# [Information supplied]
......
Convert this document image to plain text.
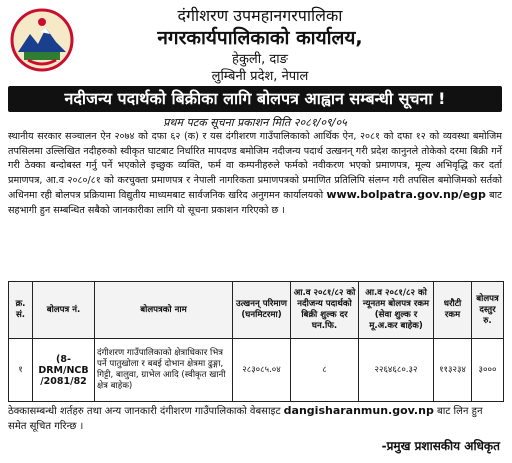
दंगीशरण उपमहानगरपालिका
नगरकार्यपालिकाको कार्यालय,
हेकुली, दाङ
लुम्बिनी प्रदेश, नेपाल
नदीजन्य पदार्थको बिक्रीका लागि बोलपत्र आह्वान सम्बन्धी सूचना !
प्रथम पटक सूचना प्रकाशन मिति २०८१/०९/०५
स्थानीय सरकार सञ्चालन ऐन २०७४ को दफा ६२ (क) र यस दंगीशरण गाउँपालिकाको आर्थिक ऐन, २०८१ को दफा १२ को व्यवस्था बमोजिम तपसिलमा उल्लिखित नदीहरुको स्वीकृत घाटबाट निर्धारित मापदण्ड बमोजिम नदीजन्य पदार्थ उत्खनन् गरी प्रदेश कानुनले तोकेको दरमा बिक्री गर्ने गरी ठेक्का बन्दोबस्त गर्नु पर्ने भएकोले इच्छुक व्यक्ति, फर्म वा कम्पनीहरुले फर्मको नवीकरण भएको प्रमाणपत्र, मूल्य अभिवृद्धि कर दर्ता प्रमाणपत्र, आ.व २०८०/८१ को करचुक्ता प्रमाणपत्र र नेपाली नागरिकता प्रमाणपत्रको प्रमाणित प्रतिलिपि संलग्न गरी तपसिल बमोजिमको सर्तको अधिनमा रही बोलपत्र प्रक्रियामा विद्युतीय माध्यमबाट सार्वजनिक खरिद अनुगमन कार्यालयको www.bolpatra.gov.np/egp बाट सहभागी हुन सम्बन्धित सबैको जानकारीका लागि यो सूचना प्रकाशन गरिएको छ ।
क्र. सं.	बोलपत्र नं.	बोलपत्रको नाम	उत्खनन् परिमाण (घनमिटरमा)	आ.व २०८१/८२ को नदीजन्य पदार्थको बिक्री शुल्क दर घन.फि.	आ.व २०८१/८२ को न्यूनतम बोलपत्र रकम (सेवा शुल्क र मू.अ.कर बाहेक)	धरौटी रकम	बोलपत्र दस्तुर रु.
१	(8-DRM/NCB /2081/82	दंगीशरण गाउँपालिकाको क्षेत्राधिकार भित्र पर्ने पातुखोला र बबई दोभान क्षेत्रमा ढुङ्गा, गिट्टी, बालुवा, ग्राभेल आदि (स्वीकृत खानी क्षेत्र बाहेक)	२८३०८५.०४	८	२२६४६८०.३२	११३२३४	३०००
ठेक्कासम्बन्धी शर्तहरु तथा अन्य जानकारी दंगीशरण गाउँपालिकाको वेबसाइट dangisharanmun.gov.np बाट लिन हुन समेत सूचित गरिन्छ ।
-प्रमुख प्रशासकीय अधिकृत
......
# [Objective]
Write out the listing word for word, omitting the pictures it holds.

# [Exercise result]
Convert this document image to plain text.
दंगीशरण उपमहानगरपालिका
नगरकार्यपालिकाको कार्यालय,
हेकुली, दाङ
लुम्बिनी प्रदेश, नेपाल
नदीजन्य पदार्थको बिक्रीका लागि बोलपत्र आह्वान सम्बन्धी सूचना !
प्रथम पटक सूचना प्रकाशन मिति २०८१/०९/०५
स्थानीय सरकार सञ्चालन ऐन २०७४ को दफा ६२ (क) र यस दंगीशरण गाउँपालिकाको आर्थिक ऐन, २०८१ को दफा १२ को व्यवस्था बमोजिम तपसिलमा उल्लिखित नदीहरुको स्वीकृत घाटबाट निर्धारित मापदण्ड बमोजिम नदीजन्य पदार्थ उत्खनन् गरी प्रदेश कानुनले तोकेको दरमा बिक्री गर्ने गरी ठेक्का बन्दोबस्त गर्नु पर्ने भएकोले इच्छुक व्यक्ति, फर्म वा कम्पनीहरुले फर्मको नवीकरण भएको प्रमाणपत्र, मूल्य अभिवृद्धि कर दर्ता प्रमाणपत्र, आ.व २०८०/८१ को करचुक्ता प्रमाणपत्र र नेपाली नागरिकता प्रमाणपत्रको प्रमाणित प्रतिलिपि संलग्न गरी तपसिल बमोजिमको सर्तको अधिनमा रही बोलपत्र प्रक्रियामा विद्युतीय माध्यमबाट सार्वजनिक खरिद अनुगमन कार्यालयको www.bolpatra.gov.np/egp बाट सहभागी हुन सम्बन्धित सबैको जानकारीका लागि यो सूचना प्रकाशन गरिएको छ ।
क्र. सं.	बोलपत्र नं.	बोलपत्रको नाम	उत्खनन् परिमाण (घनमिटरमा)	आ.व २०८१/८२ को नदीजन्य पदार्थको बिक्री शुल्क दर घन.फि.	आ.व २०८१/८२ को न्यूनतम बोलपत्र रकम (सेवा शुल्क र मू.अ.कर बाहेक)	धरौटी रकम	बोलपत्र दस्तुर रु.
१	(8-DRM/NCB /2081/82	दंगीशरण गाउँपालिकाको क्षेत्राधिकार भित्र पर्ने पातुखोला र बबई दोभान क्षेत्रमा ढुङ्गा, गिट्टी, बालुवा, ग्राभेल आदि (स्वीकृत खानी क्षेत्र बाहेक)	२८३०८५.०४	८	२२६४६८०.३२	११३२३४	३०००
ठेक्कासम्बन्धी शर्तहरु तथा अन्य जानकारी दंगीशरण गाउँपालिकाको वेबसाइट dangisharanmun.gov.np बाट लिन हुन समेत सूचित गरिन्छ ।
-प्रमुख प्रशासकीय अधिकृत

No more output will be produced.